## JOB
Copy out each line that has "Mixing" in it.

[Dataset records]
----

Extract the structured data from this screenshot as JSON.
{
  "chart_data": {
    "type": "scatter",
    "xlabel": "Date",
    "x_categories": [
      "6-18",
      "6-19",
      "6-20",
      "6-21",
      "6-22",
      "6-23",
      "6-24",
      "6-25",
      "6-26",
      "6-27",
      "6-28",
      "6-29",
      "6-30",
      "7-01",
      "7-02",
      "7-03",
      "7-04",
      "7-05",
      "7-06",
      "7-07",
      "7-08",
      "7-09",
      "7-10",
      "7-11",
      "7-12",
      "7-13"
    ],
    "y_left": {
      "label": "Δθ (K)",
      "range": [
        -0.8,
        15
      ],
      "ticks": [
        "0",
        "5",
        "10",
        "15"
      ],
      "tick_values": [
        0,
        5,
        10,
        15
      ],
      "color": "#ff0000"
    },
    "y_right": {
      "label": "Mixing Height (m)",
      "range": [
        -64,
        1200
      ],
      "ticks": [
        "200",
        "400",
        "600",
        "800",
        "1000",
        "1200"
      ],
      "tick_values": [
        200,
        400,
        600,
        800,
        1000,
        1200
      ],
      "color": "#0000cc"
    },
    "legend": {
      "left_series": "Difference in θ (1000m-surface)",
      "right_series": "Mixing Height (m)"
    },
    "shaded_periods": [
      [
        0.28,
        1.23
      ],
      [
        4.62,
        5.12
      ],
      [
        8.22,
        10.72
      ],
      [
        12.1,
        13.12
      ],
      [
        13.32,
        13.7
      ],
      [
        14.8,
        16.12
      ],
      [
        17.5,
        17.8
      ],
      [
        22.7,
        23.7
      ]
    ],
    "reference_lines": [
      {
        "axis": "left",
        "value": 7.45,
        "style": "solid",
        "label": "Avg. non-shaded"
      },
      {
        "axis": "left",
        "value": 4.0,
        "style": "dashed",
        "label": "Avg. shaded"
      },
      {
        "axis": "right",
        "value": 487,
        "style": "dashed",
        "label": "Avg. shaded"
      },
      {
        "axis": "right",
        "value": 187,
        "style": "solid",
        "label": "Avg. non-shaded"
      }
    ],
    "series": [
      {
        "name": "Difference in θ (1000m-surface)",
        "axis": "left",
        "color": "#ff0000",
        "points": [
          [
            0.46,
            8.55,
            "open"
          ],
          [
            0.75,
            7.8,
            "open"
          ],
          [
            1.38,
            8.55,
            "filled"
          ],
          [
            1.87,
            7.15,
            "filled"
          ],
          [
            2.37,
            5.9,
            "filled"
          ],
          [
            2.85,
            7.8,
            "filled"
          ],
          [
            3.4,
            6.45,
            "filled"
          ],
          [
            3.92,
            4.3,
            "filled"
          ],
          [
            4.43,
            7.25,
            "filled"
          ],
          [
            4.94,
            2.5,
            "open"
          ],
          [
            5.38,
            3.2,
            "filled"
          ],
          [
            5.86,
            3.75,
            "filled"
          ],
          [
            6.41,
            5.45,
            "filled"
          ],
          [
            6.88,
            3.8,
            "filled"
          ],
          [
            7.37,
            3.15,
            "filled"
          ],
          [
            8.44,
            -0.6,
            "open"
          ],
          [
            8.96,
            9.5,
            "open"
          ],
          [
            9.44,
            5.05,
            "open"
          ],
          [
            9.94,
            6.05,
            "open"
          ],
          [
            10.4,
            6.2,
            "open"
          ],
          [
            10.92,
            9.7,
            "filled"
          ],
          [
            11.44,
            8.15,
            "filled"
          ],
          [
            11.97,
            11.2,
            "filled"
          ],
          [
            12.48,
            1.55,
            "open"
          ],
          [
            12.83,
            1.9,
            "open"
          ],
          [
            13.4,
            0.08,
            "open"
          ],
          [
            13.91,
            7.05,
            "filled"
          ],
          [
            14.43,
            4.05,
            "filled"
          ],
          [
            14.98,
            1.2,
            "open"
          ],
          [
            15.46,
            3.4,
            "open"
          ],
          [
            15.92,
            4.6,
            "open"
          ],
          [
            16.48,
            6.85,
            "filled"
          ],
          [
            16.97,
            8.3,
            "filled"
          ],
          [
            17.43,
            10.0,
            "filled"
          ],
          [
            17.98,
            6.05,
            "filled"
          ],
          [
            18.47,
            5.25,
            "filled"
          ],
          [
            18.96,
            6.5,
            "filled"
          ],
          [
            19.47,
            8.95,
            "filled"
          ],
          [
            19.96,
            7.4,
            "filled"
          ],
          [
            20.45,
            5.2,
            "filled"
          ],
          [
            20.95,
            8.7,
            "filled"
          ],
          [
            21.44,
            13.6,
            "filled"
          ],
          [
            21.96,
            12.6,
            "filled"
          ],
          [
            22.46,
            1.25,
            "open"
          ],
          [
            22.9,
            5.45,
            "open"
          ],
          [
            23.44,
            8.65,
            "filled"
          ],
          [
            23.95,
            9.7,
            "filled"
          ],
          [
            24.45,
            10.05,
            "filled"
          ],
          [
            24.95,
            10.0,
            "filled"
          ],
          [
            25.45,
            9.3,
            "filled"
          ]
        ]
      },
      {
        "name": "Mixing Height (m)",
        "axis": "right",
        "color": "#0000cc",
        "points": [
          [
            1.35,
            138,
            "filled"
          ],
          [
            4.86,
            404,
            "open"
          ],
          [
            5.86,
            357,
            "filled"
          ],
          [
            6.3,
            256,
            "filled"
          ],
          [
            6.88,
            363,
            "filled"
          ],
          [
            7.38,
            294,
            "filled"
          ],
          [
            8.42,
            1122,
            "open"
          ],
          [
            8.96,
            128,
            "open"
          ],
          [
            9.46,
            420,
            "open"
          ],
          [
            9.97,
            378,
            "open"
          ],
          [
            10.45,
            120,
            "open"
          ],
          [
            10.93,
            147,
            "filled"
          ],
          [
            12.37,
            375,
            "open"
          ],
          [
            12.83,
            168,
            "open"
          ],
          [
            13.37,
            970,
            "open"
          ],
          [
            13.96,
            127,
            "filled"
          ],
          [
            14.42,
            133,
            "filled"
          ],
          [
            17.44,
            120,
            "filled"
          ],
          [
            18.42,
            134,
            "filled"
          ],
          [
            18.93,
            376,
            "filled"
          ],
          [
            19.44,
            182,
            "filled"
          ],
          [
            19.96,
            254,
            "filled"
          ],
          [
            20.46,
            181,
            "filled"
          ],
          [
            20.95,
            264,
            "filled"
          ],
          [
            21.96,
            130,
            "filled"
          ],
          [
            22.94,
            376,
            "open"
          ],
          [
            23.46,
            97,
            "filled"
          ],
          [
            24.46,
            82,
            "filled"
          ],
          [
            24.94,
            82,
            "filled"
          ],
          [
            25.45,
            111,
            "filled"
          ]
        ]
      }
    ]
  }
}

----

## SOLUTION FOR THIS PROBLEM
      "label": "Mixing Height (m)",
      "right_series": "Mixing Height (m)"
        "name": "Mixing Height (m)",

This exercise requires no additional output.